TASK MATERIAL -
^^^^^^^^^^^^^^^^
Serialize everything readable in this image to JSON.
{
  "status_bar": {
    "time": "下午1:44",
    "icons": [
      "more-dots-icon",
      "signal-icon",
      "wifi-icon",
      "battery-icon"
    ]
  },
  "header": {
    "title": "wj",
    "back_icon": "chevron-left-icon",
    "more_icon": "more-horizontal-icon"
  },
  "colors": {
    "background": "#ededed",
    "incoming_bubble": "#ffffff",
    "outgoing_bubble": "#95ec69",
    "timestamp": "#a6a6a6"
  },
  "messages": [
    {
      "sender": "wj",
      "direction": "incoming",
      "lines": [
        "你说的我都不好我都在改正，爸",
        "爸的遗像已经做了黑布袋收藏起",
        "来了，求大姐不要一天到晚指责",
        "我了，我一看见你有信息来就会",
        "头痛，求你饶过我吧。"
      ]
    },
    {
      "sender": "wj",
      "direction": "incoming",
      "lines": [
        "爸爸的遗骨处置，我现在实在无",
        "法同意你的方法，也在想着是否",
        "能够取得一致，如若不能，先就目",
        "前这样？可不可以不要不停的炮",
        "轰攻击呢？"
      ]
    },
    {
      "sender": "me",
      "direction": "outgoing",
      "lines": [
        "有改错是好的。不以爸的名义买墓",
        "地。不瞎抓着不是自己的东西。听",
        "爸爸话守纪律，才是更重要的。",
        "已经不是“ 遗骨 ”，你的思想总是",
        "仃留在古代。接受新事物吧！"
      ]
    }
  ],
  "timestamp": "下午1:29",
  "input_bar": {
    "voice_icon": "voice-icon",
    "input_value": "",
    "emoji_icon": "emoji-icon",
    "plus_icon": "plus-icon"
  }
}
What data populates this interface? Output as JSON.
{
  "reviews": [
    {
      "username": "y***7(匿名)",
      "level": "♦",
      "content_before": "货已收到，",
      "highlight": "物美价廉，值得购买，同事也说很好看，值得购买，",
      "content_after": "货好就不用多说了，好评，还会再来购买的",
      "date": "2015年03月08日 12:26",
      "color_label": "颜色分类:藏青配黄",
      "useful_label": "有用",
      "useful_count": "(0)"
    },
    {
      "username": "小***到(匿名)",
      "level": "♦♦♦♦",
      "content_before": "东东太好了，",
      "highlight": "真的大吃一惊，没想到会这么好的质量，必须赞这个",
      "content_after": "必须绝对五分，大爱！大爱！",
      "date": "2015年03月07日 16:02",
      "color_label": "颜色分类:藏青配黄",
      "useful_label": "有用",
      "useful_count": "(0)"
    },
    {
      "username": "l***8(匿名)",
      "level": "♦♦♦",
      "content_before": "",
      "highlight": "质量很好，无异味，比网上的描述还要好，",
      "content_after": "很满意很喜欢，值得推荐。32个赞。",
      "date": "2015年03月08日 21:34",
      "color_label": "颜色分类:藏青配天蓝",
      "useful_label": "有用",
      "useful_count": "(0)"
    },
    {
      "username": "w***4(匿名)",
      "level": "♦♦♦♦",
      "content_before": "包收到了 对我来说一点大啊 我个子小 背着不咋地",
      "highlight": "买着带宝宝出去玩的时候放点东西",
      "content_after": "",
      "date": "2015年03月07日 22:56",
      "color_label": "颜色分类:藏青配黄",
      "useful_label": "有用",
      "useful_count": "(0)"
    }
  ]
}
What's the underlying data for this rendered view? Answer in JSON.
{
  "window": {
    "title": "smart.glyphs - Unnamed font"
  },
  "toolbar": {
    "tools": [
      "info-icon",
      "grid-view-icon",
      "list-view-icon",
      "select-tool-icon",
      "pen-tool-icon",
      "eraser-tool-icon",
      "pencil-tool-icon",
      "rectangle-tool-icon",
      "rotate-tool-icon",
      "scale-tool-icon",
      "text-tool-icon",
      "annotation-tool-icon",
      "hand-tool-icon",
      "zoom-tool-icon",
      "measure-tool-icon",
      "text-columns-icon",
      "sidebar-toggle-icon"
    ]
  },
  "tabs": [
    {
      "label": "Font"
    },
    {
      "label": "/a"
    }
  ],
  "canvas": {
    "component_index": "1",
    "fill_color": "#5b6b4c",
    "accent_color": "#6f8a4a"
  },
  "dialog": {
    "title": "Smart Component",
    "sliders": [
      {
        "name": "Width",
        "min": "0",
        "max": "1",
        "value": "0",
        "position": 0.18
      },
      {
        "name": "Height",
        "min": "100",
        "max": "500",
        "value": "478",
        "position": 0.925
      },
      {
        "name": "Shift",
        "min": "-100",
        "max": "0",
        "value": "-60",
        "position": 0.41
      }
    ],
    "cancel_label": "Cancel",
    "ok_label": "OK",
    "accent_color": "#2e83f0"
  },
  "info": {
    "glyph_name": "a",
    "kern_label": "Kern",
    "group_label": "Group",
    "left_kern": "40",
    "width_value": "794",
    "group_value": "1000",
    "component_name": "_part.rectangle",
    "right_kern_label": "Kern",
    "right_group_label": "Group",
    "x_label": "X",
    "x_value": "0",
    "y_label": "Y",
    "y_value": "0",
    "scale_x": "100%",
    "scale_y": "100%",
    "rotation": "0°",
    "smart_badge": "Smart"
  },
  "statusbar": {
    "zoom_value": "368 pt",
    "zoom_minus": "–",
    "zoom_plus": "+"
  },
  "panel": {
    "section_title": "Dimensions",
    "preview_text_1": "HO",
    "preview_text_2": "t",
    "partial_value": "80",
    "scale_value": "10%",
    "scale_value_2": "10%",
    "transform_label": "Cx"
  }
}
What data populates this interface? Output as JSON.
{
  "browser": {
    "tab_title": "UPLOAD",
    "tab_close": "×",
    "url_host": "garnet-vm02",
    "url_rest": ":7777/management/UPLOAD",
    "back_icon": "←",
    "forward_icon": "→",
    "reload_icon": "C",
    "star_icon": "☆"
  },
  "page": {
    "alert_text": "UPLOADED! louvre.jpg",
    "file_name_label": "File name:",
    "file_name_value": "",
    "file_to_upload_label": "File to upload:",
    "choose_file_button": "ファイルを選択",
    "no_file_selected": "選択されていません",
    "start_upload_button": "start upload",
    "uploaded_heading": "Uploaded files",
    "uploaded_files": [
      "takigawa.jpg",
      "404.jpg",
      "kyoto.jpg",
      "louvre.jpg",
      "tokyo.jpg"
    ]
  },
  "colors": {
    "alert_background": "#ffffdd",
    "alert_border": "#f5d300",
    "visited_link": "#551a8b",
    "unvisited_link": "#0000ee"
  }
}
^^^^^^^^^^^^^^^^
JOB - Repeat the listing in full, keeping every line exactly as it is.

RESPONSE TO THIS EXERCISE -
Serialize everything readable in this image to JSON.
{
  "status_bar": {
    "time": "下午1:44",
    "icons": [
      "more-dots-icon",
      "signal-icon",
      "wifi-icon",
      "battery-icon"
    ]
  },
  "header": {
    "title": "wj",
    "back_icon": "chevron-left-icon",
    "more_icon": "more-horizontal-icon"
  },
  "colors": {
    "background": "#ededed",
    "incoming_bubble": "#ffffff",
    "outgoing_bubble": "#95ec69",
    "timestamp": "#a6a6a6"
  },
  "messages": [
    {
      "sender": "wj",
      "direction": "incoming",
      "lines": [
        "你说的我都不好我都在改正，爸",
        "爸的遗像已经做了黑布袋收藏起",
        "来了，求大姐不要一天到晚指责",
        "我了，我一看见你有信息来就会",
        "头痛，求你饶过我吧。"
      ]
    },
    {
      "sender": "wj",
      "direction": "incoming",
      "lines": [
        "爸爸的遗骨处置，我现在实在无",
        "法同意你的方法，也在想着是否",
        "能够取得一致，如若不能，先就目",
        "前这样？可不可以不要不停的炮",
        "轰攻击呢？"
      ]
    },
    {
      "sender": "me",
      "direction": "outgoing",
      "lines": [
        "有改错是好的。不以爸的名义买墓",
        "地。不瞎抓着不是自己的东西。听",
        "爸爸话守纪律，才是更重要的。",
        "已经不是“ 遗骨 ”，你的思想总是",
        "仃留在古代。接受新事物吧！"
      ]
    }
  ],
  "timestamp": "下午1:29",
  "input_bar": {
    "voice_icon": "voice-icon",
    "input_value": "",
    "emoji_icon": "emoji-icon",
    "plus_icon": "plus-icon"
  }
}
What data populates this interface? Output as JSON.
{
  "reviews": [
    {
      "username": "y***7(匿名)",
      "level": "♦",
      "content_before": "货已收到，",
      "highlight": "物美价廉，值得购买，同事也说很好看，值得购买，",
      "content_after": "货好就不用多说了，好评，还会再来购买的",
      "date": "2015年03月08日 12:26",
      "color_label": "颜色分类:藏青配黄",
      "useful_label": "有用",
      "useful_count": "(0)"
    },
    {
      "username": "小***到(匿名)",
      "level": "♦♦♦♦",
      "content_before": "东东太好了，",
      "highlight": "真的大吃一惊，没想到会这么好的质量，必须赞这个",
      "content_after": "必须绝对五分，大爱！大爱！",
      "date": "2015年03月07日 16:02",
      "color_label": "颜色分类:藏青配黄",
      "useful_label": "有用",
      "useful_count": "(0)"
    },
    {
      "username": "l***8(匿名)",
      "level": "♦♦♦",
      "content_before": "",
      "highlight": "质量很好，无异味，比网上的描述还要好，",
      "content_after": "很满意很喜欢，值得推荐。32个赞。",
      "date": "2015年03月08日 21:34",
      "color_label": "颜色分类:藏青配天蓝",
      "useful_label": "有用",
      "useful_count": "(0)"
    },
    {
      "username": "w***4(匿名)",
      "level": "♦♦♦♦",
      "content_before": "包收到了 对我来说一点大啊 我个子小 背着不咋地",
      "highlight": "买着带宝宝出去玩的时候放点东西",
      "content_after": "",
      "date": "2015年03月07日 22:56",
      "color_label": "颜色分类:藏青配黄",
      "useful_label": "有用",
      "useful_count": "(0)"
    }
  ]
}
What's the underlying data for this rendered view? Answer in JSON.
{
  "window": {
    "title": "smart.glyphs - Unnamed font"
  },
  "toolbar": {
    "tools": [
      "info-icon",
      "grid-view-icon",
      "list-view-icon",
      "select-tool-icon",
      "pen-tool-icon",
      "eraser-tool-icon",
      "pencil-tool-icon",
      "rectangle-tool-icon",
      "rotate-tool-icon",
      "scale-tool-icon",
      "text-tool-icon",
      "annotation-tool-icon",
      "hand-tool-icon",
      "zoom-tool-icon",
      "measure-tool-icon",
      "text-columns-icon",
      "sidebar-toggle-icon"
    ]
  },
  "tabs": [
    {
      "label": "Font"
    },
    {
      "label": "/a"
    }
  ],
  "canvas": {
    "component_index": "1",
    "fill_color": "#5b6b4c",
    "accent_color": "#6f8a4a"
  },
  "dialog": {
    "title": "Smart Component",
    "sliders": [
      {
        "name": "Width",
        "min": "0",
        "max": "1",
        "value": "0",
        "position": 0.18
      },
      {
        "name": "Height",
        "min": "100",
        "max": "500",
        "value": "478",
        "position": 0.925
      },
      {
        "name": "Shift",
        "min": "-100",
        "max": "0",
        "value": "-60",
        "position": 0.41
      }
    ],
    "cancel_label": "Cancel",
    "ok_label": "OK",
    "accent_color": "#2e83f0"
  },
  "info": {
    "glyph_name": "a",
    "kern_label": "Kern",
    "group_label": "Group",
    "left_kern": "40",
    "width_value": "794",
    "group_value": "1000",
    "component_name": "_part.rectangle",
    "right_kern_label": "Kern",
    "right_group_label": "Group",
    "x_label": "X",
    "x_value": "0",
    "y_label": "Y",
    "y_value": "0",
    "scale_x": "100%",
    "scale_y": "100%",
    "rotation": "0°",
    "smart_badge": "Smart"
  },
  "statusbar": {
    "zoom_value": "368 pt",
    "zoom_minus": "–",
    "zoom_plus": "+"
  },
  "panel": {
    "section_title": "Dimensions",
    "preview_text_1": "HO",
    "preview_text_2": "t",
    "partial_value": "80",
    "scale_value": "10%",
    "scale_value_2": "10%",
    "transform_label": "Cx"
  }
}
What data populates this interface? Output as JSON.
{
  "browser": {
    "tab_title": "UPLOAD",
    "tab_close": "×",
    "url_host": "garnet-vm02",
    "url_rest": ":7777/management/UPLOAD",
    "back_icon": "←",
    "forward_icon": "→",
    "reload_icon": "C",
    "star_icon": "☆"
  },
  "page": {
    "alert_text": "UPLOADED! louvre.jpg",
    "file_name_label": "File name:",
    "file_name_value": "",
    "file_to_upload_label": "File to upload:",
    "choose_file_button": "ファイルを選択",
    "no_file_selected": "選択されていません",
    "start_upload_button": "start upload",
    "uploaded_heading": "Uploaded files",
    "uploaded_files": [
      "takigawa.jpg",
      "404.jpg",
      "kyoto.jpg",
      "louvre.jpg",
      "tokyo.jpg"
    ]
  },
  "colors": {
    "alert_background": "#ffffdd",
    "alert_border": "#f5d300",
    "visited_link": "#551a8b",
    "unvisited_link": "#0000ee"
  }
}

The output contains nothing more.